TASK PROMPT. Word for word, transcribe the lines from the one containing "Parse this screenshot: output" through the end of the entries, both included, and nothing else.

EXERCISE MATERIAL.
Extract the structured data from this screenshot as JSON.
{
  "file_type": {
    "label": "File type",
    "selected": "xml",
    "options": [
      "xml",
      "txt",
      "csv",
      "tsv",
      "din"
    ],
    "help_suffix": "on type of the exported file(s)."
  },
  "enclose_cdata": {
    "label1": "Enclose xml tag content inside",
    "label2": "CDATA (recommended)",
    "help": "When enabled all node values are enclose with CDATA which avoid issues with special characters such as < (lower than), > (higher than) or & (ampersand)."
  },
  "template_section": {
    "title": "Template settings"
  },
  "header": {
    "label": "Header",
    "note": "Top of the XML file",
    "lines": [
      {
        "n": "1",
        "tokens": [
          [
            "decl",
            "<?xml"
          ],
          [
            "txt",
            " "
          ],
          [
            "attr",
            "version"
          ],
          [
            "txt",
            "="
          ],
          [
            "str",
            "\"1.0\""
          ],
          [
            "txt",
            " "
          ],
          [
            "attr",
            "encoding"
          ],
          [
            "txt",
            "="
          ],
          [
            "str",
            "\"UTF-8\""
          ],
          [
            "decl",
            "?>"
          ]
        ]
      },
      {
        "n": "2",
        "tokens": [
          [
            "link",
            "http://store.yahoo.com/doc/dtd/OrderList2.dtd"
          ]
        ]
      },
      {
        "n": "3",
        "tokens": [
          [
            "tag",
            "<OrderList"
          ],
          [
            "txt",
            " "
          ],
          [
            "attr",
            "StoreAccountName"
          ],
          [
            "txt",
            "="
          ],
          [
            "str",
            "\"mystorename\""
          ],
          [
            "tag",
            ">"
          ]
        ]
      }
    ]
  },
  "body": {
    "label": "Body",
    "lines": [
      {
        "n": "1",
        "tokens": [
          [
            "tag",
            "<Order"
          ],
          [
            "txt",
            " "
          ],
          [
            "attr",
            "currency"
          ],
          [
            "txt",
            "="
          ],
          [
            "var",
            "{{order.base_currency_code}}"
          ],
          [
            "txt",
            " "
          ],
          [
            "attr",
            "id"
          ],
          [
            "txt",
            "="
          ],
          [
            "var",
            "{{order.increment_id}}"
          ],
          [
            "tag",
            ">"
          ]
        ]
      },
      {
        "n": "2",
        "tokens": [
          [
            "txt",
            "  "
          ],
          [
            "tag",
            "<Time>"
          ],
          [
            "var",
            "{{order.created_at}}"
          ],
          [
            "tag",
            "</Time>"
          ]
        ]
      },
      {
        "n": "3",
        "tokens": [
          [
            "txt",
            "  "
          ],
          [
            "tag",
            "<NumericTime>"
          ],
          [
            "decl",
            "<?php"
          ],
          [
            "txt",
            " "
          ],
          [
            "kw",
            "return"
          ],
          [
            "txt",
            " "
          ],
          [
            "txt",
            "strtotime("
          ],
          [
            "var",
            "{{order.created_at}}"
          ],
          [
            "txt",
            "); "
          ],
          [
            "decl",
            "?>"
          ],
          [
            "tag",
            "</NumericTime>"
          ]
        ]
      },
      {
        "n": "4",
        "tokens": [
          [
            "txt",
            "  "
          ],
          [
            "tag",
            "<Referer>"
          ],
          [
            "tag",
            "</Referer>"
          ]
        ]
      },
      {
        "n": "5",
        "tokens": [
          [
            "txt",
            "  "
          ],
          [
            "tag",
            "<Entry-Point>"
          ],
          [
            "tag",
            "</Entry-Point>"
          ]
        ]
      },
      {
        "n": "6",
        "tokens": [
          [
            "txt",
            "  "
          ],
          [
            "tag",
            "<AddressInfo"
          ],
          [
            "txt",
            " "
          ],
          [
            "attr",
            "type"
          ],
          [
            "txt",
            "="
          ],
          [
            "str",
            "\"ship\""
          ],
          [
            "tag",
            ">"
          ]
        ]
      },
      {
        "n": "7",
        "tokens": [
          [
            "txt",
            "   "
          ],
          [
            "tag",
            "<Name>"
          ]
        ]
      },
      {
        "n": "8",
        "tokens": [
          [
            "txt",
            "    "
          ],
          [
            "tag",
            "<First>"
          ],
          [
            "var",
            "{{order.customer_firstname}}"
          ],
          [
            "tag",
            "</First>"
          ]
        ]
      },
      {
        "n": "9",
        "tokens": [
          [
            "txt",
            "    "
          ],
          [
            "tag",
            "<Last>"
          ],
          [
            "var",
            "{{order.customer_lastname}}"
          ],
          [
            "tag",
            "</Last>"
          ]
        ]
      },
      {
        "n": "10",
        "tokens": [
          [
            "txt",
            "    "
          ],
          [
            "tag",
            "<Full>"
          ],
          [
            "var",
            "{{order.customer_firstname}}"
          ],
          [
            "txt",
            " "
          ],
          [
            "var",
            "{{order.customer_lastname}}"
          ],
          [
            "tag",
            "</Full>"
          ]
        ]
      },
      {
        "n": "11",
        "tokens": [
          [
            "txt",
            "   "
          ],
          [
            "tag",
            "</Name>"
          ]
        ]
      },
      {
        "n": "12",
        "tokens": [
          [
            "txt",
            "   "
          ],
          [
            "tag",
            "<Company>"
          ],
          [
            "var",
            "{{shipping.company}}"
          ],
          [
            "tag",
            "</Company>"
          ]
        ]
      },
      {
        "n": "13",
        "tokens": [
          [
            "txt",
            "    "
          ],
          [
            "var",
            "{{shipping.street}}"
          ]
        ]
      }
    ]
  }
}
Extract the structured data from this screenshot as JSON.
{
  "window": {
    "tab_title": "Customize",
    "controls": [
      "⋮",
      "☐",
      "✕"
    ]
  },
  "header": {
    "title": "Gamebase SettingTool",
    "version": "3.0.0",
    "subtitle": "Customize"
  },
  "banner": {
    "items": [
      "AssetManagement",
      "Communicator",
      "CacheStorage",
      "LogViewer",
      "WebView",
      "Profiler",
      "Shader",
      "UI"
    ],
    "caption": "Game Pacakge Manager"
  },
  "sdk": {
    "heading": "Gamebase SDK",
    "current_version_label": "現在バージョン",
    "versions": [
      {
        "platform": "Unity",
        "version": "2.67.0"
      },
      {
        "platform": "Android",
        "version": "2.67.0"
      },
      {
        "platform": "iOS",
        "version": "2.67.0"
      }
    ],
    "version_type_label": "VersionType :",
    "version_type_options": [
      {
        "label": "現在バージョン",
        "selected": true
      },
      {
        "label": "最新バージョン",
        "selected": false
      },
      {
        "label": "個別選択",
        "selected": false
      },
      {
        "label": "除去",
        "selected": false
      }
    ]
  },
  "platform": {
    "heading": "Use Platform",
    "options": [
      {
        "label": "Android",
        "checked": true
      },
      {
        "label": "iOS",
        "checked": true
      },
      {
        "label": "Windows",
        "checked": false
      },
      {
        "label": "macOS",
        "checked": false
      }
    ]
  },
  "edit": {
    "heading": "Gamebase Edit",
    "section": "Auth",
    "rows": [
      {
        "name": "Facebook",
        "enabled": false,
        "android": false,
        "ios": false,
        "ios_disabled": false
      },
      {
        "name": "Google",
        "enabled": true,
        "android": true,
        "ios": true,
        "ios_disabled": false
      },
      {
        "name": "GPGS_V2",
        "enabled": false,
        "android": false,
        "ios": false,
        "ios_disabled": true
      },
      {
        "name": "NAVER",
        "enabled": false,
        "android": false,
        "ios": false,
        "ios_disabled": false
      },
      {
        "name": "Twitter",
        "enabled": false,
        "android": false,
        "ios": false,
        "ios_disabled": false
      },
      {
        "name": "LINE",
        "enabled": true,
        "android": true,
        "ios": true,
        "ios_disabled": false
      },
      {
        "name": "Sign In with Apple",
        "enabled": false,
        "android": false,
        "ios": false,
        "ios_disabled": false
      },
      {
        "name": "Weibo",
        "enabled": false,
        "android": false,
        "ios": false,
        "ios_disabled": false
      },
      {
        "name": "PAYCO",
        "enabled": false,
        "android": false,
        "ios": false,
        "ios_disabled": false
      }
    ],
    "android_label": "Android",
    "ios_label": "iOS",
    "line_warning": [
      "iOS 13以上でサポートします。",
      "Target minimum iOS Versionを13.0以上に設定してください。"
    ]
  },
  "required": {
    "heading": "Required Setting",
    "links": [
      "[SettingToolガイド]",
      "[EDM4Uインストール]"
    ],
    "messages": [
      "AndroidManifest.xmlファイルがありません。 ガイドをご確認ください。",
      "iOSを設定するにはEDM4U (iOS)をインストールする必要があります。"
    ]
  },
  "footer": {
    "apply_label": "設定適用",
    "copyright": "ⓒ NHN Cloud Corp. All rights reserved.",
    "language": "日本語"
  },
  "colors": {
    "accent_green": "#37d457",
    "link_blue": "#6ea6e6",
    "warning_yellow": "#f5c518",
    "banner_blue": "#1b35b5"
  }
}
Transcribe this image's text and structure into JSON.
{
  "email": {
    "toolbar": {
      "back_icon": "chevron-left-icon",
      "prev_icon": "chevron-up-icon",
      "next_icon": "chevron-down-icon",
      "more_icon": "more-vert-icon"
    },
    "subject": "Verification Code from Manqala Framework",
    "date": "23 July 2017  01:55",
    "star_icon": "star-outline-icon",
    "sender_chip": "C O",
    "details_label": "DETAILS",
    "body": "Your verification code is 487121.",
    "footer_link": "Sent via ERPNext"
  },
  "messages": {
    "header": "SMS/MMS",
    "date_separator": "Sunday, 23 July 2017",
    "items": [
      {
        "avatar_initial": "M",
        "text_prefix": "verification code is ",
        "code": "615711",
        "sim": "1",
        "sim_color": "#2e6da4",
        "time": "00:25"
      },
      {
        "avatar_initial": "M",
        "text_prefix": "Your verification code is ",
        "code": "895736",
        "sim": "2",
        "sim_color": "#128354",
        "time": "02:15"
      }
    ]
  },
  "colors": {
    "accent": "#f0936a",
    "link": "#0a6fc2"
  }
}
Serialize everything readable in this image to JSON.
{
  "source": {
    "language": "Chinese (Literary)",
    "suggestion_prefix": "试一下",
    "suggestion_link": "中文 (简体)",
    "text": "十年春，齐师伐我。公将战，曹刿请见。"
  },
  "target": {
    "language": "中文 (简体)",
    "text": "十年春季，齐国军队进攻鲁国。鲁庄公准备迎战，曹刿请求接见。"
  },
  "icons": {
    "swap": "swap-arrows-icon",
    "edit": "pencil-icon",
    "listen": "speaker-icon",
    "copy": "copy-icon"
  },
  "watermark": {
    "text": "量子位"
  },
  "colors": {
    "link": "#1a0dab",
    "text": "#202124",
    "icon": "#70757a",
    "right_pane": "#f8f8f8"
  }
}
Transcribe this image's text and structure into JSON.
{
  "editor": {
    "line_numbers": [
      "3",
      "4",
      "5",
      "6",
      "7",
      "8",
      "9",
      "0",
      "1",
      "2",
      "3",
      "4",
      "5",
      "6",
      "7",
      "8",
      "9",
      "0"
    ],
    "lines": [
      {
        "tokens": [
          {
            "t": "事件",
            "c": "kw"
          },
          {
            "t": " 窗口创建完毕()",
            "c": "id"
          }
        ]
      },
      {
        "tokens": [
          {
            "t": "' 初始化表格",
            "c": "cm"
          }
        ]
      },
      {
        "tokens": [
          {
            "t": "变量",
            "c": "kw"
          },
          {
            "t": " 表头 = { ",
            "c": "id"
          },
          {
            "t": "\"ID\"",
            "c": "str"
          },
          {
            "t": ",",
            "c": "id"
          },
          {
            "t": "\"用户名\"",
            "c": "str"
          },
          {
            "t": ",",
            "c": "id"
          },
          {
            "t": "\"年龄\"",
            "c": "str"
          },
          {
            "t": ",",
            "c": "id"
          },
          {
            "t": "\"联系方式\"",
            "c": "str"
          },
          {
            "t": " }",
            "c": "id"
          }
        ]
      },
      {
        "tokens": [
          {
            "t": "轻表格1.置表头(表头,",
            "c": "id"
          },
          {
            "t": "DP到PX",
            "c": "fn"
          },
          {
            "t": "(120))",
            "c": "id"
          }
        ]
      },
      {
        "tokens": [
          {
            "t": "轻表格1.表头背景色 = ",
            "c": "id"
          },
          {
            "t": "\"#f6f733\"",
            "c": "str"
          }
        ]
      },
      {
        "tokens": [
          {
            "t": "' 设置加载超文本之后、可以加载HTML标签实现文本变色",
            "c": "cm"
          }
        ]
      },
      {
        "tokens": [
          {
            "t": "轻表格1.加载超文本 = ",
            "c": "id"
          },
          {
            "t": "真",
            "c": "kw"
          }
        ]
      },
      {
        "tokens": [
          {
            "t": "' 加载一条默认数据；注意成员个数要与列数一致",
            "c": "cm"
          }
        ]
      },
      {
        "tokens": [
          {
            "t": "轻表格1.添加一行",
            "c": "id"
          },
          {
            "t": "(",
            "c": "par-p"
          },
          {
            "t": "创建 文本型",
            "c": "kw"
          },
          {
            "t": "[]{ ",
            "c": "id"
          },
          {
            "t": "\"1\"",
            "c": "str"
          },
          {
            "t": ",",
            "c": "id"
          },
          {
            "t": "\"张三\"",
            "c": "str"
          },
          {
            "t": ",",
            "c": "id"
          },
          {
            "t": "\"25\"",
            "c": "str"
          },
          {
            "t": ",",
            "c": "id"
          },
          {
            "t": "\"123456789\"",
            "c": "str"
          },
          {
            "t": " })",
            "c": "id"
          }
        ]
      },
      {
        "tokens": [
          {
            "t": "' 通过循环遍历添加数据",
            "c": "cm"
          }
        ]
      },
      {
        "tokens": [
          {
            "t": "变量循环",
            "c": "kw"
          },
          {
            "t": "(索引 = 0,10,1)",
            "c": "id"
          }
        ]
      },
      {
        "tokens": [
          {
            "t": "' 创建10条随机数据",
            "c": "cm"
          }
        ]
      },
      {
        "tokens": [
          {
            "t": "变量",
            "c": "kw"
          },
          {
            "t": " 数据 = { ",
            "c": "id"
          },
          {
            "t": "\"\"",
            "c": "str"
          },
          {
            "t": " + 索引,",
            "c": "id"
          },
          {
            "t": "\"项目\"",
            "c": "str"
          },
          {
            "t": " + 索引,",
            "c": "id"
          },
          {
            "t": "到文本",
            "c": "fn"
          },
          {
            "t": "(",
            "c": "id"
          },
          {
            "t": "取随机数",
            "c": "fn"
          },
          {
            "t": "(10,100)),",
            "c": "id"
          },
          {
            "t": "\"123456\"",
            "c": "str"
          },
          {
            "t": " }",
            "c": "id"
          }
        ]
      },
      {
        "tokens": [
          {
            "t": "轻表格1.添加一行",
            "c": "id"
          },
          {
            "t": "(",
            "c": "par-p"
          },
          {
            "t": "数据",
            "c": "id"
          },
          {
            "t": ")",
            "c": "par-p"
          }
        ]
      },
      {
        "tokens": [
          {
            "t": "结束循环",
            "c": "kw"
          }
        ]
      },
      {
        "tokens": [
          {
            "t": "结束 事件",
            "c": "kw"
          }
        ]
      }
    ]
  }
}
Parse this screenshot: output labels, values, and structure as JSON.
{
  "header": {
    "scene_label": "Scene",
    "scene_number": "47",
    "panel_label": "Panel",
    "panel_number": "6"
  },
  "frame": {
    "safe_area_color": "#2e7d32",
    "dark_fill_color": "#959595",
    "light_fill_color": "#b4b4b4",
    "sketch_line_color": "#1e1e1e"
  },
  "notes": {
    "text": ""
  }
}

ANSWER.
Parse this screenshot: output labels, values, and structure as JSON.
{
  "header": {
    "scene_label": "Scene",
    "scene_number": "47",
    "panel_label": "Panel",
    "panel_number": "6"
  },
  "frame": {
    "safe_area_color": "#2e7d32",
    "dark_fill_color": "#959595",
    "light_fill_color": "#b4b4b4",
    "sketch_line_color": "#1e1e1e"
  },
  "notes": {
    "text": ""
  }
}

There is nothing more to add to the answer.